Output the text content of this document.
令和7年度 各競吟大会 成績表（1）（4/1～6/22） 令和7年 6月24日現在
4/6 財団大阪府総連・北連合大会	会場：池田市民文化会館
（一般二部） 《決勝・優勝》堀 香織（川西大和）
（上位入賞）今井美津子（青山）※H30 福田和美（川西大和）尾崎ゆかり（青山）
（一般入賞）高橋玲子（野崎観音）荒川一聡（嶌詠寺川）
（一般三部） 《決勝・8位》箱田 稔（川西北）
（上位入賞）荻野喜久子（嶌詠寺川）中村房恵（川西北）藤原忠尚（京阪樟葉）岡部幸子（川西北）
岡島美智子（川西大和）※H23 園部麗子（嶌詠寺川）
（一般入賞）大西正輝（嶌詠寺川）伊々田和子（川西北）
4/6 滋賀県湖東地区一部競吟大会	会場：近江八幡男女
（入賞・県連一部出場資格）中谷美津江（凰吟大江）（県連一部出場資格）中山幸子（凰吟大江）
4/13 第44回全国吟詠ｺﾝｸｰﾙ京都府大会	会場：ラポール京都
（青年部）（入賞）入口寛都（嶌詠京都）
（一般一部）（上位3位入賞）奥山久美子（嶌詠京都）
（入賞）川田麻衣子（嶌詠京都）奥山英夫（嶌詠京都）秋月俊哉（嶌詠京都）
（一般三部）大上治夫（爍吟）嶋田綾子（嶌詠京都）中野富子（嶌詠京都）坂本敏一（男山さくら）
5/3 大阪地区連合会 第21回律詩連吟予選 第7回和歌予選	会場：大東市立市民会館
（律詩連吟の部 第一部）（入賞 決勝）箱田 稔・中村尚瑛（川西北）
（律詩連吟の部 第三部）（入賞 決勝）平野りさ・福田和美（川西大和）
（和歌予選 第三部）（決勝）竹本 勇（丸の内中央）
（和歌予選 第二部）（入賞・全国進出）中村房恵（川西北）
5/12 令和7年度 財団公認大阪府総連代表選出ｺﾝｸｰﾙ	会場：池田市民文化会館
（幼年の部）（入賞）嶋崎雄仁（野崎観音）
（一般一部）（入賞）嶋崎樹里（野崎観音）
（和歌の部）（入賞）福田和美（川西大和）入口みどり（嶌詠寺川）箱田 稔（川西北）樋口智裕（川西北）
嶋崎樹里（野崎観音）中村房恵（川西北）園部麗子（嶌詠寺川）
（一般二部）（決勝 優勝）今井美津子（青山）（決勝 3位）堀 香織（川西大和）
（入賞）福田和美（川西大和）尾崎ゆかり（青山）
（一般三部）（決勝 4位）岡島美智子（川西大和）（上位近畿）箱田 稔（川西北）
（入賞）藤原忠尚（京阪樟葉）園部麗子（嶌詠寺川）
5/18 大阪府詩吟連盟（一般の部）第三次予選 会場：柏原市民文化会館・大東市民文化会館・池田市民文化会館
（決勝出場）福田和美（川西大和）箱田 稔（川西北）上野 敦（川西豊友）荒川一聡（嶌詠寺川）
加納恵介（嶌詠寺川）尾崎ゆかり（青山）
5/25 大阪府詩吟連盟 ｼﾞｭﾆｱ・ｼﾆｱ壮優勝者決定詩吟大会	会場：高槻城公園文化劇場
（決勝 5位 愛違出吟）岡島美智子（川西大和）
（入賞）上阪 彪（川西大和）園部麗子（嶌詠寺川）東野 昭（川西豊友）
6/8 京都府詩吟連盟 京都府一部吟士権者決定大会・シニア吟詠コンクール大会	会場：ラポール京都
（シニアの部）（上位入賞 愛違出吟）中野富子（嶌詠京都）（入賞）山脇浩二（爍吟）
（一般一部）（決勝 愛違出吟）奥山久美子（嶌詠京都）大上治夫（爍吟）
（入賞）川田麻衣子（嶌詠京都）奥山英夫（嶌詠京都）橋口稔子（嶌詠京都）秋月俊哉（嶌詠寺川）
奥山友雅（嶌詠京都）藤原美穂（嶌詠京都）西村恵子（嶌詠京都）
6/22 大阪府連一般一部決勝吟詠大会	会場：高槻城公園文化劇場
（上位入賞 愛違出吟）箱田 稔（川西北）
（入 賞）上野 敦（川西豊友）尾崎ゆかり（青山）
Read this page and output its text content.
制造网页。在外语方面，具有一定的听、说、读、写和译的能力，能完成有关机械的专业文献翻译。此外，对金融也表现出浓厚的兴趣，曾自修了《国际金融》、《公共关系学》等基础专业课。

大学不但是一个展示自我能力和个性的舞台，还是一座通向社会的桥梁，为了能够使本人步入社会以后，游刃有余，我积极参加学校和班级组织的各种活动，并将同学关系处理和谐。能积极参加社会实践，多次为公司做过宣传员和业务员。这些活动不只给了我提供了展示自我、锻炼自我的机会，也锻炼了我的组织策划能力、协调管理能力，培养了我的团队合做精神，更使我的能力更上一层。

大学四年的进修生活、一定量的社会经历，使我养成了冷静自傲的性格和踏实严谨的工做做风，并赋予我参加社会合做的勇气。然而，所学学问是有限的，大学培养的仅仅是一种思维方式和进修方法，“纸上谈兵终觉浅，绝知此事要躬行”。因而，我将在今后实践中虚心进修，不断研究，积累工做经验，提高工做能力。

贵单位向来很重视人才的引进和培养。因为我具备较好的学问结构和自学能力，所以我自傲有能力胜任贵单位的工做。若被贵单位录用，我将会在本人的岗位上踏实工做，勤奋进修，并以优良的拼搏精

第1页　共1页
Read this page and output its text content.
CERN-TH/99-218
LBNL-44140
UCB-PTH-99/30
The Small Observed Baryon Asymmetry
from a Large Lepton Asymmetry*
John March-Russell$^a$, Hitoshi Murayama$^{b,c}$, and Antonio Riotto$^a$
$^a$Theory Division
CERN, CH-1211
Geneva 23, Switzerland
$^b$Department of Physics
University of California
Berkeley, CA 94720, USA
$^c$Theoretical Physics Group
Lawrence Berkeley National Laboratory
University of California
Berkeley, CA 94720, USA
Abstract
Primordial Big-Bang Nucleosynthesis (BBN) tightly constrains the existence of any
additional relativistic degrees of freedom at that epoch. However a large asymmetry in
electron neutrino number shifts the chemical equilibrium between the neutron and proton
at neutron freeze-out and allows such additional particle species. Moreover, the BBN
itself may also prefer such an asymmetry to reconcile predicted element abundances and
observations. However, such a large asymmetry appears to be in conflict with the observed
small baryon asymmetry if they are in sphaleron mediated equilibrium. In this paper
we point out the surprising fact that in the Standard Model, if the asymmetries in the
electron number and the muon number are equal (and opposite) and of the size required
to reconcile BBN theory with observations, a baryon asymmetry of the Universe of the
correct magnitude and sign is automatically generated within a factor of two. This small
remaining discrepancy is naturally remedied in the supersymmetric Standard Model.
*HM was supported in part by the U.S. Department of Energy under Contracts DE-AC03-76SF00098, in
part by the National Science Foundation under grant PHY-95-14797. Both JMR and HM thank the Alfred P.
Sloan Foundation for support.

→ TASK DIRECTIONS: Scan the entries above. Copy each line that has the string "electron".

→ SOLVED EXERCISE:
electron neutrino number shifts the chemical equilibrium between the neutron and proton
electron number and the muon number are equal (and opposite) and of the size required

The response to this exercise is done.